# Start of Given information

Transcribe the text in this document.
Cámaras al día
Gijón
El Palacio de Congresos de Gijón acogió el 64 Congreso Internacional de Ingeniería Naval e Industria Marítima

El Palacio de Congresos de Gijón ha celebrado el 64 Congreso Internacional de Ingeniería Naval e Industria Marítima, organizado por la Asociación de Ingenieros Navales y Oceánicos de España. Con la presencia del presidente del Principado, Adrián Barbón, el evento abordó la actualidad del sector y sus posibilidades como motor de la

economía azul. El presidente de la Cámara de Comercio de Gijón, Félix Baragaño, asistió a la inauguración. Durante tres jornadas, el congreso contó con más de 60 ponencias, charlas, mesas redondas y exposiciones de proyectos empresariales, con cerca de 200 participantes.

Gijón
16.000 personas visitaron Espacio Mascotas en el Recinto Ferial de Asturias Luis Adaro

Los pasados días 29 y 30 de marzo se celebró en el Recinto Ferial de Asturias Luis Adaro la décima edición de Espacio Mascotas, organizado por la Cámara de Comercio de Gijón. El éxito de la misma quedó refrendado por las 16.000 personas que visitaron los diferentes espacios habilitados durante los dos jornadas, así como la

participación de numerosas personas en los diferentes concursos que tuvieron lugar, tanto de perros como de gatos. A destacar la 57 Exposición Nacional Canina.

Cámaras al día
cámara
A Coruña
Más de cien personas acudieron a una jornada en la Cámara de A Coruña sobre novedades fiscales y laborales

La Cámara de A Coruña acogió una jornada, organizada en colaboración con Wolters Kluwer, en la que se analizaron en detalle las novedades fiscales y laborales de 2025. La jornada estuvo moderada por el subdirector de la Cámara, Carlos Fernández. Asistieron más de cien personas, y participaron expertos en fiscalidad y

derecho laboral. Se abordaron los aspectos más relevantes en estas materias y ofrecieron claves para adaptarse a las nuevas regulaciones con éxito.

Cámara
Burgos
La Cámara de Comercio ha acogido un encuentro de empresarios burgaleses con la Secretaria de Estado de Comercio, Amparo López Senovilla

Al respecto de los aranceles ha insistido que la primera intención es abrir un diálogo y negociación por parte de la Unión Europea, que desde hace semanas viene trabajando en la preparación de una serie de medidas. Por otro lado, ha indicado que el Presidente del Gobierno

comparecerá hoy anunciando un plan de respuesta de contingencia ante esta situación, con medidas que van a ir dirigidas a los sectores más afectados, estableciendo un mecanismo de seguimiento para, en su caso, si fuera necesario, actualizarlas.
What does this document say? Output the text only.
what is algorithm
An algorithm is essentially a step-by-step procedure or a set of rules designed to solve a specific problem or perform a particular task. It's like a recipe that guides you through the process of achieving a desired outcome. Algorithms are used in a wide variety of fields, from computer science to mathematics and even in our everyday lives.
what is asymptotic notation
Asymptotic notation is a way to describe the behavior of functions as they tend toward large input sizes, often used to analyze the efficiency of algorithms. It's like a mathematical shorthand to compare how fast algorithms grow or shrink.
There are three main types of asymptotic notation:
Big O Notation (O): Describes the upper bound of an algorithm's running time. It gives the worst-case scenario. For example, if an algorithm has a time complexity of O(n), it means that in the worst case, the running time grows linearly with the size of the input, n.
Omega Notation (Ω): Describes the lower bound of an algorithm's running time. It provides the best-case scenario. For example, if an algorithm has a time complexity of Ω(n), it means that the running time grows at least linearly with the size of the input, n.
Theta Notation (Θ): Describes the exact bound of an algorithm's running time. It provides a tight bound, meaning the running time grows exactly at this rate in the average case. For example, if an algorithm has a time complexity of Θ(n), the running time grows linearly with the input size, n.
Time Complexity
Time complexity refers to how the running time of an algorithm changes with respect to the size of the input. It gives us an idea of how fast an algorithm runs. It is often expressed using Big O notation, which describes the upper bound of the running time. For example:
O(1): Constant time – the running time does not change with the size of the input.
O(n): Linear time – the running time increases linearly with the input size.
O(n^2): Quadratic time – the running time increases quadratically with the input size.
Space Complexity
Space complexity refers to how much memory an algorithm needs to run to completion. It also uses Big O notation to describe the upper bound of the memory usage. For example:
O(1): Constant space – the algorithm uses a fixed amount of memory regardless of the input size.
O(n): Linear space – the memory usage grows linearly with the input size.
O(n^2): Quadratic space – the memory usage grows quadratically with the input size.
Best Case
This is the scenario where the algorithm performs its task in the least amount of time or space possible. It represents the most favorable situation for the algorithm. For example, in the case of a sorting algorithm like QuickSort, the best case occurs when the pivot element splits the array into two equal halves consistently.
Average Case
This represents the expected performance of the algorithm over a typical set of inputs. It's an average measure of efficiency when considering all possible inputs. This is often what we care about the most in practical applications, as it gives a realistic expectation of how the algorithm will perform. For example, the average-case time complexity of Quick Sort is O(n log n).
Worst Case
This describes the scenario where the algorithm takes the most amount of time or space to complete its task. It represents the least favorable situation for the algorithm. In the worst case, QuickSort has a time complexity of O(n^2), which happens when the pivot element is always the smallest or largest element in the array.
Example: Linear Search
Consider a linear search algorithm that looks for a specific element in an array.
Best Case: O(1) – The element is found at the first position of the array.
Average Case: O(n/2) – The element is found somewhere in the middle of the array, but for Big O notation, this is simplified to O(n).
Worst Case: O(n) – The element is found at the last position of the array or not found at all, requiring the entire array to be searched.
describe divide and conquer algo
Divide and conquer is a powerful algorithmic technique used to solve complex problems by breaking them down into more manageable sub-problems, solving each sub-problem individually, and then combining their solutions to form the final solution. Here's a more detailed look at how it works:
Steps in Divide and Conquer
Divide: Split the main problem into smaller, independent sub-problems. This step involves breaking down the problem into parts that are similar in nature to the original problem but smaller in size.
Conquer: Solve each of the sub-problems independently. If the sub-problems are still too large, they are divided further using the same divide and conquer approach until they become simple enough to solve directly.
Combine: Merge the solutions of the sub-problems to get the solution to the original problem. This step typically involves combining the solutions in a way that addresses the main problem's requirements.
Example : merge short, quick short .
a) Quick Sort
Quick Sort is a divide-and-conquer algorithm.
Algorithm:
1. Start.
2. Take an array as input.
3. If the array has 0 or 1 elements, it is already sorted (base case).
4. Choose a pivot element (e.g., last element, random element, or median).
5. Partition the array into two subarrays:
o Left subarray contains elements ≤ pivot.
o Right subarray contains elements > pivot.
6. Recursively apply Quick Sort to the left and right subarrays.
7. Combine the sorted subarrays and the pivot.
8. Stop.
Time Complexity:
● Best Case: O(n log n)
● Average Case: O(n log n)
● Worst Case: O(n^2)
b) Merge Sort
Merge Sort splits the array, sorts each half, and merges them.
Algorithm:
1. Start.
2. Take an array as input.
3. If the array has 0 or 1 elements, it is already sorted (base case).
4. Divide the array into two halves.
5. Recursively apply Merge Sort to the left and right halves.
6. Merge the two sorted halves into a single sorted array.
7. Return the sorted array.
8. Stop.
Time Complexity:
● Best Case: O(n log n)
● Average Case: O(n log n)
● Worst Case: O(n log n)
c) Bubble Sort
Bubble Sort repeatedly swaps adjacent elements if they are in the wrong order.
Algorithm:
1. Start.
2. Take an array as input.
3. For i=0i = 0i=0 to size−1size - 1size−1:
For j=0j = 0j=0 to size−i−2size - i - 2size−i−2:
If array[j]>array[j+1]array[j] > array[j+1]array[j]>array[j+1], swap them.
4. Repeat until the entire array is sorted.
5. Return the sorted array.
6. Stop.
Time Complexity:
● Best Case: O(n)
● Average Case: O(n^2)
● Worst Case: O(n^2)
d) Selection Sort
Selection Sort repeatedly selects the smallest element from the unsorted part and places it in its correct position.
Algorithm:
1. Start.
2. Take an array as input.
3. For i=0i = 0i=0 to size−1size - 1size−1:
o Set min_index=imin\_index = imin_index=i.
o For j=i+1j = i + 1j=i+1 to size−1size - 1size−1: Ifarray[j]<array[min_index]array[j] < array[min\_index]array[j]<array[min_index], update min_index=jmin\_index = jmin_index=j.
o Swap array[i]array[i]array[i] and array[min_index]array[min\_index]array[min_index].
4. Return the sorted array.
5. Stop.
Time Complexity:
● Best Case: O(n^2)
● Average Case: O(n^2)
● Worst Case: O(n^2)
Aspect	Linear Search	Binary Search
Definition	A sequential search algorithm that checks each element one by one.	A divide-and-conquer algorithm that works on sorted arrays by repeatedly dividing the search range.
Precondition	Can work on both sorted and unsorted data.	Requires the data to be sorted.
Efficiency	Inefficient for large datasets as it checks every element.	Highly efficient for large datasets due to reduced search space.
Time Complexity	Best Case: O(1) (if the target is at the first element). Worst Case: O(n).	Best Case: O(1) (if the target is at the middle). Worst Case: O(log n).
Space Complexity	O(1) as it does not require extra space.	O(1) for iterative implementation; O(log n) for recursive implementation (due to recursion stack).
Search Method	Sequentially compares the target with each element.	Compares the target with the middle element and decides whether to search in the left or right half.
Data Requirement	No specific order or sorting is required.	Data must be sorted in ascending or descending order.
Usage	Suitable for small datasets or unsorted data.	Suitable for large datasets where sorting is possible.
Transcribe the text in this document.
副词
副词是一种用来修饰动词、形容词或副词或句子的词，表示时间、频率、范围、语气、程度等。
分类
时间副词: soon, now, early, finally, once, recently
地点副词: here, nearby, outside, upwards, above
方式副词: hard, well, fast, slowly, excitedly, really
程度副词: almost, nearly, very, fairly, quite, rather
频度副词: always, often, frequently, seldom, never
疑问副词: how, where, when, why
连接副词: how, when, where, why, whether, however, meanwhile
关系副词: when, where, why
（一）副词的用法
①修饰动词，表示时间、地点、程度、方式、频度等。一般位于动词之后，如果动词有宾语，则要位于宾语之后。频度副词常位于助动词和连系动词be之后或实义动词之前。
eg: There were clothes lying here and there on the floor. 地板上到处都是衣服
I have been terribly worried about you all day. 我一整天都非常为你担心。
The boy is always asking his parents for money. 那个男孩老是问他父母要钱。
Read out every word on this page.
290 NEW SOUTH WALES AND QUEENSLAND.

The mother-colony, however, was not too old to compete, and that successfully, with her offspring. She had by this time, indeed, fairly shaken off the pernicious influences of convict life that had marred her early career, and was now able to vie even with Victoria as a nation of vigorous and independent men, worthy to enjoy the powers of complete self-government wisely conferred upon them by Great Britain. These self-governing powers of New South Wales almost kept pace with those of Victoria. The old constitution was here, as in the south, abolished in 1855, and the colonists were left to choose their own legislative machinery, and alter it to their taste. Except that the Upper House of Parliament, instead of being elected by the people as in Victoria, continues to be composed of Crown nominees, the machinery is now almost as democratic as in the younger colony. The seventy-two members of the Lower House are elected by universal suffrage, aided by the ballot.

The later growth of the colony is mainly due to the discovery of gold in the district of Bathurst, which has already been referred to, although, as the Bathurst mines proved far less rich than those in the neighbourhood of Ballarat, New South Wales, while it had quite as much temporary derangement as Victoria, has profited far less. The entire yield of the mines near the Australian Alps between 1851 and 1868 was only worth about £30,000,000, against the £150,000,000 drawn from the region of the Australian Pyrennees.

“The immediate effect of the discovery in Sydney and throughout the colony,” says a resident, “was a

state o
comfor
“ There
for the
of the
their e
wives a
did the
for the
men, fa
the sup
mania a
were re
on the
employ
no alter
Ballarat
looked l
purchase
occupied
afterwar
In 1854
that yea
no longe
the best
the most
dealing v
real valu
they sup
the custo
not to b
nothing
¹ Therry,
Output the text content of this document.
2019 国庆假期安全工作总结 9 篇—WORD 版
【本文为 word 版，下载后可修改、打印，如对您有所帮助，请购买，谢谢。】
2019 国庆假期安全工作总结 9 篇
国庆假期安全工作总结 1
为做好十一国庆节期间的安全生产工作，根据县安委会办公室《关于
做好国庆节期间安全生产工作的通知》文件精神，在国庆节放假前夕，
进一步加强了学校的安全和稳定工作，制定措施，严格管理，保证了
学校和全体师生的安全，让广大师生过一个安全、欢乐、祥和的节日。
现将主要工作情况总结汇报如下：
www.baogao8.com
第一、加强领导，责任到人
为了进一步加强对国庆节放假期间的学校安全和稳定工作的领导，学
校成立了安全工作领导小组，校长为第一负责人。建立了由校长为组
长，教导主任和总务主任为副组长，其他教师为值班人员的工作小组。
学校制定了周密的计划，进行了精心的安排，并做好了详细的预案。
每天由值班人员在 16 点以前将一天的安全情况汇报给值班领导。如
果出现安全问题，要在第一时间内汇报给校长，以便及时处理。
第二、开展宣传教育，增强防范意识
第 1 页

# End of Given information

__What you need to do__. Make an exact copy of every line from the one with "Output the text content of this document." to the end of the data, with the first and last of those lines included.

__Solved exercise__.
Output the text content of this document.
2019 国庆假期安全工作总结 9 篇—WORD 版
【本文为 word 版，下载后可修改、打印，如对您有所帮助，请购买，谢谢。】
2019 国庆假期安全工作总结 9 篇
国庆假期安全工作总结 1
为做好十一国庆节期间的安全生产工作，根据县安委会办公室《关于
做好国庆节期间安全生产工作的通知》文件精神，在国庆节放假前夕，
进一步加强了学校的安全和稳定工作，制定措施，严格管理，保证了
学校和全体师生的安全，让广大师生过一个安全、欢乐、祥和的节日。
现将主要工作情况总结汇报如下：
www.baogao8.com
第一、加强领导，责任到人
为了进一步加强对国庆节放假期间的学校安全和稳定工作的领导，学
校成立了安全工作领导小组，校长为第一负责人。建立了由校长为组
长，教导主任和总务主任为副组长，其他教师为值班人员的工作小组。
学校制定了周密的计划，进行了精心的安排，并做好了详细的预案。
每天由值班人员在 16 点以前将一天的安全情况汇报给值班领导。如
果出现安全问题，要在第一时间内汇报给校长，以便及时处理。
第二、开展宣传教育，增强防范意识
第 1 页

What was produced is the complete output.